→ What is required
Copy the lines of the data below word for word, everything from the line containing "volume-bar-jeonse [346, 825, 350, 832]" down to the line containing "volume-bar-sale [491, 813, 495, 832]", including both of those lines.

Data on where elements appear
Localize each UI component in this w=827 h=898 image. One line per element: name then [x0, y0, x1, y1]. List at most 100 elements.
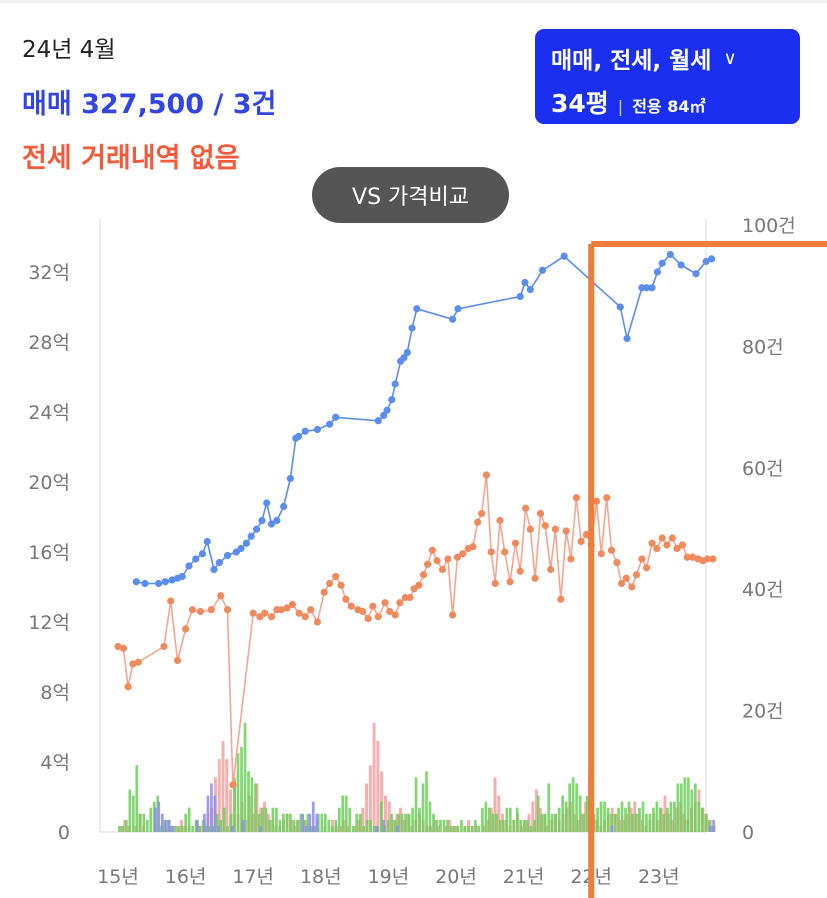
volume-bar-jeonse [346, 825, 350, 832]
volume-bar-sale [306, 813, 310, 832]
volume-bar-sale [683, 777, 687, 832]
volume-bar-rent [217, 825, 220, 832]
volume-bar-rent [712, 819, 715, 832]
jeonse-price-point [307, 606, 315, 614]
volume-bar-sale [582, 813, 585, 832]
volume-bar-rent [610, 825, 614, 832]
sale-price-point [643, 284, 651, 292]
x-tick: 17년 [232, 866, 274, 888]
filter-dropdown[interactable]: 매매, 전세, 월세 ∨ 34평 | 전용 84㎡ [535, 29, 800, 124]
volume-bar-sale [491, 813, 495, 832]
jeonse-price-point [438, 565, 447, 574]
jeonse-price-point [551, 525, 559, 533]
jeonse-price-point [643, 564, 651, 572]
sale-price-point [210, 565, 218, 574]
jeonse-price-point [196, 607, 205, 616]
volume-bar-sale [554, 813, 558, 832]
jeonse-price-point [607, 546, 616, 554]
volume-bar-sale [467, 825, 470, 832]
y-left-tick: 32억 [28, 262, 70, 284]
jeonse-price-point [593, 497, 601, 505]
jeonse-price-point [301, 613, 309, 621]
volume-bar-sale [599, 801, 603, 832]
x-tick: 21년 [503, 866, 545, 888]
volume-bar-sale [704, 813, 708, 832]
jeonse-price-point [577, 537, 585, 546]
jeonse-price-point [703, 555, 712, 563]
y-left-tick: 24억 [28, 402, 70, 424]
jeonse-price-point [474, 518, 482, 526]
volume-bar-sale [285, 813, 289, 832]
chevron-down-icon: ∨ [723, 47, 737, 69]
x-tick: 23년 [638, 866, 680, 888]
jeonse-price-point [347, 602, 355, 610]
jeonse-price-line [117, 474, 713, 785]
volume-bar-sale [578, 795, 582, 832]
filter-area: 전용 84㎡ [632, 97, 706, 116]
jeonse-price-point [557, 595, 565, 603]
volume-bar-sale [261, 807, 264, 832]
volume-bar-sale [418, 807, 421, 832]
volume-bar-sale [191, 825, 194, 832]
jeonse-price-point [567, 555, 575, 563]
volume-bar-jeonse [395, 813, 399, 832]
volume-bar-sale [519, 819, 523, 832]
sale-price-point [383, 406, 391, 414]
volume-bar-jeonse [580, 813, 584, 832]
volume-bar-sale [669, 801, 673, 832]
volume-bar-sale [680, 783, 683, 832]
volume-bar-sale [463, 825, 467, 832]
x-tick: 20년 [435, 866, 477, 888]
jeonse-summary: 전세 거래내역 없음 [22, 143, 240, 174]
volume-bar-sale [512, 819, 516, 832]
volume-bar-jeonse [376, 740, 380, 832]
sale-price-point [449, 315, 457, 323]
volume-bar-sale [456, 825, 460, 832]
sale-price-point [267, 520, 276, 528]
volume-bar-sale [666, 807, 669, 832]
top-divider [0, 0, 827, 3]
jeonse-price-point [295, 609, 303, 617]
volume-bar-sale [278, 819, 282, 832]
sale-price-point [702, 257, 710, 266]
volume-bar-jeonse [444, 825, 448, 832]
volume-bar-sale [184, 813, 188, 832]
y-right-tick: 100건 [742, 215, 796, 237]
volume-bar-sale [568, 783, 571, 832]
volume-bar-sale [540, 813, 544, 832]
volume-bar-sale [320, 813, 324, 832]
volume-bar-sale [355, 813, 359, 832]
volume-bar-jeonse [667, 813, 671, 832]
vs-compare-button[interactable]: VS 가격비교 [312, 167, 509, 223]
jeonse-price-point [288, 600, 297, 609]
volume-bar-sale [533, 819, 537, 832]
jeonse-price-point [618, 579, 626, 588]
volume-bar-sale [439, 819, 442, 832]
volume-bar-sale [247, 771, 250, 832]
volume-bar-sale [442, 819, 446, 832]
volume-bar-jeonse [576, 819, 580, 832]
sale-price-point [454, 305, 462, 313]
volume-bar-jeonse [353, 825, 357, 832]
volume-bar-sale [634, 813, 638, 832]
sale-price-point [403, 348, 411, 357]
price-lines [114, 250, 717, 789]
x-tick: 18년 [300, 866, 342, 888]
jeonse-price-point [541, 522, 549, 530]
jeonse-price-point [709, 555, 717, 563]
volume-bar-jeonse [221, 740, 225, 832]
jeonse-price-point [683, 553, 691, 561]
volume-bar-jeonse [365, 783, 369, 832]
volume-bar-rent [259, 825, 262, 832]
y-left-tick: 16억 [28, 542, 70, 564]
sale-price-point [391, 380, 399, 388]
volume-bar-sale [606, 807, 610, 832]
volume-bar-sale [344, 795, 348, 832]
volume-bar-sale [215, 813, 219, 832]
jeonse-price-point [516, 567, 524, 575]
volume-bar-sale [659, 807, 662, 832]
volume-bar-sale [299, 813, 303, 832]
jeonse-price-point [160, 642, 168, 651]
jeonse-price-point [229, 781, 237, 789]
volume-bar-sale [407, 813, 411, 832]
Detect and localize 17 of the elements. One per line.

→ Worked solution
volume-bar-jeonse [346, 825, 350, 832]
volume-bar-sale [306, 813, 310, 832]
volume-bar-sale [683, 777, 687, 832]
volume-bar-rent [217, 825, 220, 832]
volume-bar-rent [712, 819, 715, 832]
jeonse-price-point [307, 606, 315, 614]
volume-bar-sale [582, 813, 585, 832]
volume-bar-rent [610, 825, 614, 832]
sale-price-point [643, 284, 651, 292]
x-tick: 17년 [232, 866, 274, 888]
filter-dropdown[interactable]: 매매, 전세, 월세 ∨ 34평 | 전용 84㎡ [535, 29, 800, 124]
volume-bar-sale [491, 813, 495, 832]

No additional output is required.